**Data section**

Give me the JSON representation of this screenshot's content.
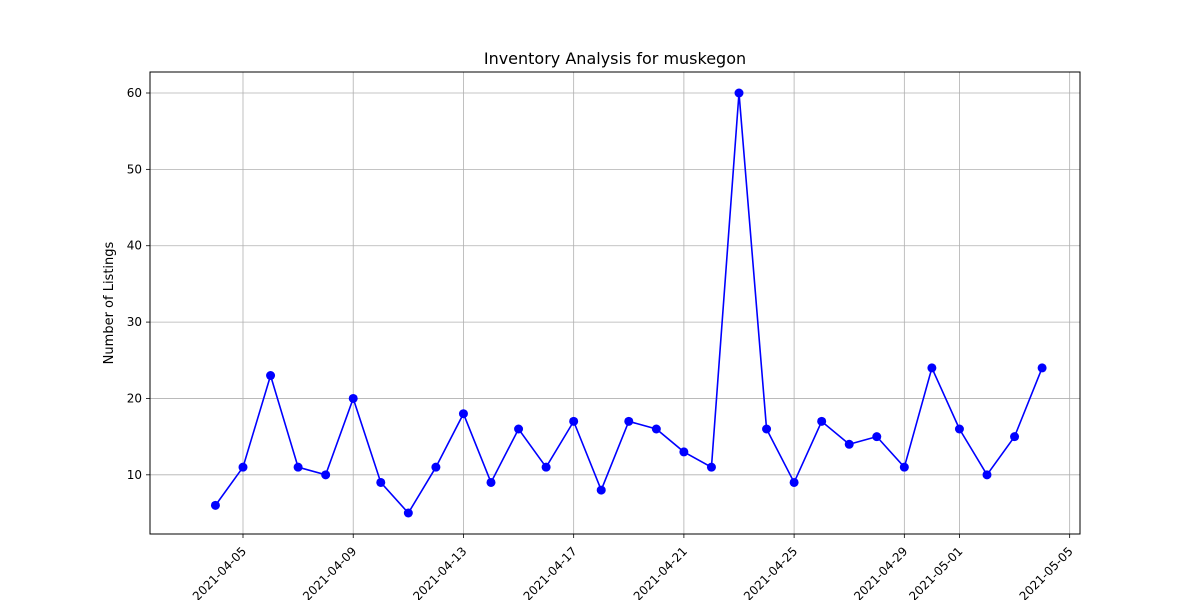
{
  "chart_data": {
    "type": "line",
    "title": "Inventory Analysis for muskegon",
    "xlabel": "",
    "ylabel": "Number of Listings",
    "x_tick_labels": [
      "2021-04-05",
      "2021-04-09",
      "2021-04-13",
      "2021-04-17",
      "2021-04-21",
      "2021-04-25",
      "2021-04-29",
      "2021-05-01",
      "2021-05-05"
    ],
    "y_tick_labels": [
      "10",
      "20",
      "30",
      "40",
      "50",
      "60"
    ],
    "xlim": [
      "2021-04-01 15:00",
      "2021-05-05 09:00"
    ],
    "ylim": [
      2.25,
      62.75
    ],
    "grid": true,
    "series": [
      {
        "color": "#0000ff",
        "marker": "circle",
        "x": [
          "2021-04-04",
          "2021-04-05",
          "2021-04-06",
          "2021-04-07",
          "2021-04-08",
          "2021-04-09",
          "2021-04-10",
          "2021-04-11",
          "2021-04-12",
          "2021-04-13",
          "2021-04-14",
          "2021-04-15",
          "2021-04-16",
          "2021-04-17",
          "2021-04-18",
          "2021-04-19",
          "2021-04-20",
          "2021-04-21",
          "2021-04-22",
          "2021-04-23",
          "2021-04-24",
          "2021-04-25",
          "2021-04-26",
          "2021-04-27",
          "2021-04-28",
          "2021-04-29",
          "2021-04-30",
          "2021-05-01",
          "2021-05-02",
          "2021-05-03",
          "2021-05-04"
        ],
        "values": [
          6,
          11,
          23,
          11,
          10,
          20,
          9,
          5,
          11,
          18,
          9,
          16,
          11,
          17,
          8,
          17,
          16,
          13,
          11,
          60,
          16,
          9,
          17,
          14,
          15,
          11,
          24,
          16,
          10,
          15,
          24
        ]
      }
    ]
  }
}
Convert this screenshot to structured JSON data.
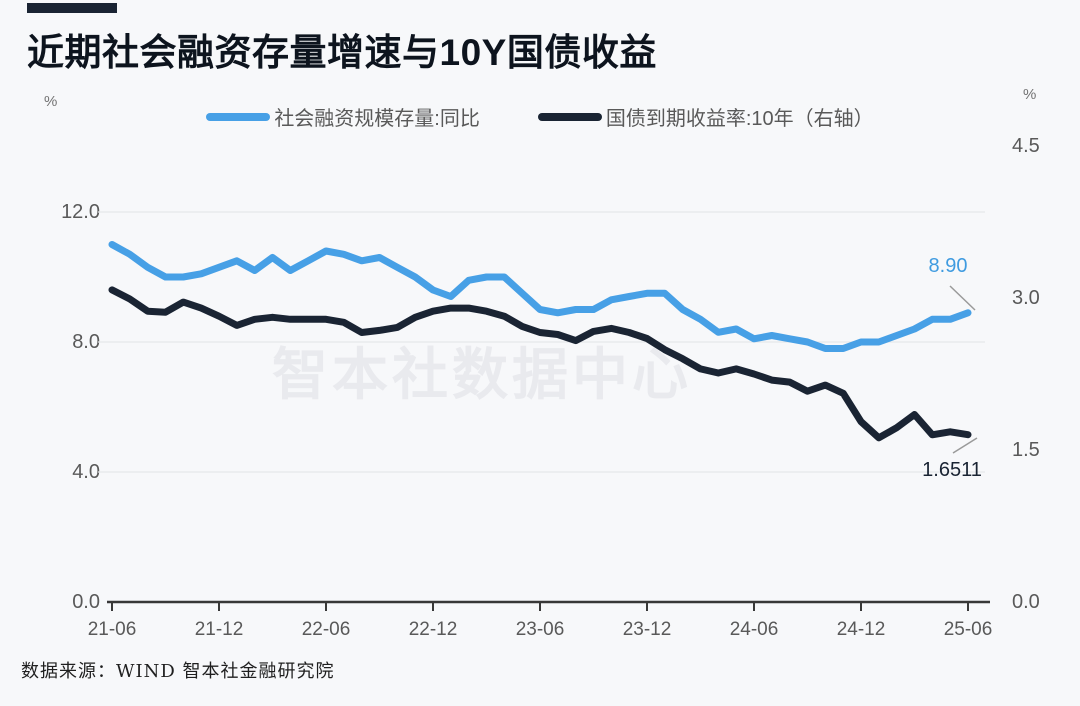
{
  "header": {
    "title": "近期社会融资存量增速与10Y国债收益"
  },
  "legend": {
    "items": [
      {
        "label": "社会融资规模存量:同比",
        "color": "#47a0e6"
      },
      {
        "label": "国债到期收益率:10年（右轴）",
        "color": "#1a2433"
      }
    ]
  },
  "axes": {
    "left": {
      "unit": "%",
      "tick_labels": [
        "12.0",
        "8.0",
        "4.0",
        "0.0"
      ]
    },
    "right": {
      "unit": "%",
      "tick_labels": [
        "4.5",
        "3.0",
        "1.5",
        "0.0"
      ]
    },
    "x": {
      "tick_labels": [
        "21-06",
        "21-12",
        "22-06",
        "22-12",
        "23-06",
        "23-12",
        "24-06",
        "24-12",
        "25-06"
      ]
    }
  },
  "annotations": {
    "blue_last": "8.90",
    "dark_last": "1.6511"
  },
  "watermark": "智本社数据中心",
  "footer": {
    "source": "数据来源：WIND 智本社金融研究院"
  },
  "chart_data": {
    "type": "line",
    "title": "近期社会融资存量增速与10Y国债收益",
    "x": [
      "21-06",
      "21-07",
      "21-08",
      "21-09",
      "21-10",
      "21-11",
      "21-12",
      "22-01",
      "22-02",
      "22-03",
      "22-04",
      "22-05",
      "22-06",
      "22-07",
      "22-08",
      "22-09",
      "22-10",
      "22-11",
      "22-12",
      "23-01",
      "23-02",
      "23-03",
      "23-04",
      "23-05",
      "23-06",
      "23-07",
      "23-08",
      "23-09",
      "23-10",
      "23-11",
      "23-12",
      "24-01",
      "24-02",
      "24-03",
      "24-04",
      "24-05",
      "24-06",
      "24-07",
      "24-08",
      "24-09",
      "24-10",
      "24-11",
      "24-12",
      "25-01",
      "25-02",
      "25-03",
      "25-04",
      "25-05",
      "25-06"
    ],
    "x_tick_labels": [
      "21-06",
      "21-12",
      "22-06",
      "22-12",
      "23-06",
      "23-12",
      "24-06",
      "24-12",
      "25-06"
    ],
    "series": [
      {
        "name": "社会融资规模存量:同比",
        "axis": "left",
        "color": "#47a0e6",
        "values": [
          11.0,
          10.7,
          10.3,
          10.0,
          10.0,
          10.1,
          10.3,
          10.5,
          10.2,
          10.6,
          10.2,
          10.5,
          10.8,
          10.7,
          10.5,
          10.6,
          10.3,
          10.0,
          9.6,
          9.4,
          9.9,
          10.0,
          10.0,
          9.5,
          9.0,
          8.9,
          9.0,
          9.0,
          9.3,
          9.4,
          9.5,
          9.5,
          9.0,
          8.7,
          8.3,
          8.4,
          8.1,
          8.2,
          8.1,
          8.0,
          7.8,
          7.8,
          8.0,
          8.0,
          8.2,
          8.4,
          8.7,
          8.7,
          8.9
        ]
      },
      {
        "name": "国债到期收益率:10年（右轴）",
        "axis": "right",
        "color": "#1a2433",
        "values": [
          3.08,
          2.99,
          2.87,
          2.86,
          2.96,
          2.9,
          2.82,
          2.73,
          2.79,
          2.81,
          2.79,
          2.79,
          2.79,
          2.76,
          2.66,
          2.68,
          2.71,
          2.81,
          2.87,
          2.9,
          2.9,
          2.87,
          2.82,
          2.72,
          2.66,
          2.64,
          2.58,
          2.67,
          2.7,
          2.66,
          2.6,
          2.49,
          2.4,
          2.3,
          2.26,
          2.3,
          2.25,
          2.19,
          2.17,
          2.08,
          2.14,
          2.06,
          1.78,
          1.62,
          1.72,
          1.85,
          1.65,
          1.68,
          1.6511
        ]
      }
    ],
    "left_axis": {
      "label": "%",
      "range": [
        0,
        12
      ],
      "ticks": [
        0,
        4,
        8,
        12
      ]
    },
    "right_axis": {
      "label": "%",
      "range": [
        0,
        4.5
      ],
      "ticks": [
        0,
        1.5,
        3.0,
        4.5
      ]
    },
    "grid": "horizontal",
    "legend_position": "top",
    "annotations": [
      {
        "series": 0,
        "x": "25-06",
        "text": "8.90"
      },
      {
        "series": 1,
        "x": "25-06",
        "text": "1.6511"
      }
    ]
  }
}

**Directions**
Without the pictures, print the whole listing exactly as given.

**Answer to this exercise**
Give me the JSON representation of this screenshot's content.
{
  "chart_data": {
    "type": "line",
    "title": "Inventory Analysis for muskegon",
    "xlabel": "",
    "ylabel": "Number of Listings",
    "x_tick_labels": [
      "2021-04-05",
      "2021-04-09",
      "2021-04-13",
      "2021-04-17",
      "2021-04-21",
      "2021-04-25",
      "2021-04-29",
      "2021-05-01",
      "2021-05-05"
    ],
    "y_tick_labels": [
      "10",
      "20",
      "30",
      "40",
      "50",
      "60"
    ],
    "xlim": [
      "2021-04-01 15:00",
      "2021-05-05 09:00"
    ],
    "ylim": [
      2.25,
      62.75
    ],
    "grid": true,
    "series": [
      {
        "color": "#0000ff",
        "marker": "circle",
        "x": [
          "2021-04-04",
          "2021-04-05",
          "2021-04-06",
          "2021-04-07",
          "2021-04-08",
          "2021-04-09",
          "2021-04-10",
          "2021-04-11",
          "2021-04-12",
          "2021-04-13",
          "2021-04-14",
          "2021-04-15",
          "2021-04-16",
          "2021-04-17",
          "2021-04-18",
          "2021-04-19",
          "2021-04-20",
          "2021-04-21",
          "2021-04-22",
          "2021-04-23",
          "2021-04-24",
          "2021-04-25",
          "2021-04-26",
          "2021-04-27",
          "2021-04-28",
          "2021-04-29",
          "2021-04-30",
          "2021-05-01",
          "2021-05-02",
          "2021-05-03",
          "2021-05-04"
        ],
        "values": [
          6,
          11,
          23,
          11,
          10,
          20,
          9,
          5,
          11,
          18,
          9,
          16,
          11,
          17,
          8,
          17,
          16,
          13,
          11,
          60,
          16,
          9,
          17,
          14,
          15,
          11,
          24,
          16,
          10,
          15,
          24
        ]
      }
    ]
  }
}
Convert this screenshot to structured JSON data.
{
  "header": {
    "title": "近期社会融资存量增速与10Y国债收益"
  },
  "legend": {
    "items": [
      {
        "label": "社会融资规模存量:同比",
        "color": "#47a0e6"
      },
      {
        "label": "国债到期收益率:10年（右轴）",
        "color": "#1a2433"
      }
    ]
  },
  "axes": {
    "left": {
      "unit": "%",
      "tick_labels": [
        "12.0",
        "8.0",
        "4.0",
        "0.0"
      ]
    },
    "right": {
      "unit": "%",
      "tick_labels": [
        "4.5",
        "3.0",
        "1.5",
        "0.0"
      ]
    },
    "x": {
      "tick_labels": [
        "21-06",
        "21-12",
        "22-06",
        "22-12",
        "23-06",
        "23-12",
        "24-06",
        "24-12",
        "25-06"
      ]
    }
  },
  "annotations": {
    "blue_last": "8.90",
    "dark_last": "1.6511"
  },
  "watermark": "智本社数据中心",
  "footer": {
    "source": "数据来源：WIND 智本社金融研究院"
  },
  "chart_data": {
    "type": "line",
    "title": "近期社会融资存量增速与10Y国债收益",
    "x": [
      "21-06",
      "21-07",
      "21-08",
      "21-09",
      "21-10",
      "21-11",
      "21-12",
      "22-01",
      "22-02",
      "22-03",
      "22-04",
      "22-05",
      "22-06",
      "22-07",
      "22-08",
      "22-09",
      "22-10",
      "22-11",
      "22-12",
      "23-01",
      "23-02",
      "23-03",
      "23-04",
      "23-05",
      "23-06",
      "23-07",
      "23-08",
      "23-09",
      "23-10",
      "23-11",
      "23-12",
      "24-01",
      "24-02",
      "24-03",
      "24-04",
      "24-05",
      "24-06",
      "24-07",
      "24-08",
      "24-09",
      "24-10",
      "24-11",
      "24-12",
      "25-01",
      "25-02",
      "25-03",
      "25-04",
      "25-05",
      "25-06"
    ],
    "x_tick_labels": [
      "21-06",
      "21-12",
      "22-06",
      "22-12",
      "23-06",
      "23-12",
      "24-06",
      "24-12",
      "25-06"
    ],
    "series": [
      {
        "name": "社会融资规模存量:同比",
        "axis": "left",
        "color": "#47a0e6",
        "values": [
          11.0,
          10.7,
          10.3,
          10.0,
          10.0,
          10.1,
          10.3,
          10.5,
          10.2,
          10.6,
          10.2,
          10.5,
          10.8,
          10.7,
          10.5,
          10.6,
          10.3,
          10.0,
          9.6,
          9.4,
          9.9,
          10.0,
          10.0,
          9.5,
          9.0,
          8.9,
          9.0,
          9.0,
          9.3,
          9.4,
          9.5,
          9.5,
          9.0,
          8.7,
          8.3,
          8.4,
          8.1,
          8.2,
          8.1,
          8.0,
          7.8,
          7.8,
          8.0,
          8.0,
          8.2,
          8.4,
          8.7,
          8.7,
          8.9
        ]
      },
      {
        "name": "国债到期收益率:10年（右轴）",
        "axis": "right",
        "color": "#1a2433",
        "values": [
          3.08,
          2.99,
          2.87,
          2.86,
          2.96,
          2.9,
          2.82,
          2.73,
          2.79,
          2.81,
          2.79,
          2.79,
          2.79,
          2.76,
          2.66,
          2.68,
          2.71,
          2.81,
          2.87,
          2.9,
          2.9,
          2.87,
          2.82,
          2.72,
          2.66,
          2.64,
          2.58,
          2.67,
          2.7,
          2.66,
          2.6,
          2.49,
          2.4,
          2.3,
          2.26,
          2.3,
          2.25,
          2.19,
          2.17,
          2.08,
          2.14,
          2.06,
          1.78,
          1.62,
          1.72,
          1.85,
          1.65,
          1.68,
          1.6511
        ]
      }
    ],
    "left_axis": {
      "label": "%",
      "range": [
        0,
        12
      ],
      "ticks": [
        0,
        4,
        8,
        12
      ]
    },
    "right_axis": {
      "label": "%",
      "range": [
        0,
        4.5
      ],
      "ticks": [
        0,
        1.5,
        3.0,
        4.5
      ]
    },
    "grid": "horizontal",
    "legend_position": "top",
    "annotations": [
      {
        "series": 0,
        "x": "25-06",
        "text": "8.90"
      },
      {
        "series": 1,
        "x": "25-06",
        "text": "1.6511"
      }
    ]
  }
}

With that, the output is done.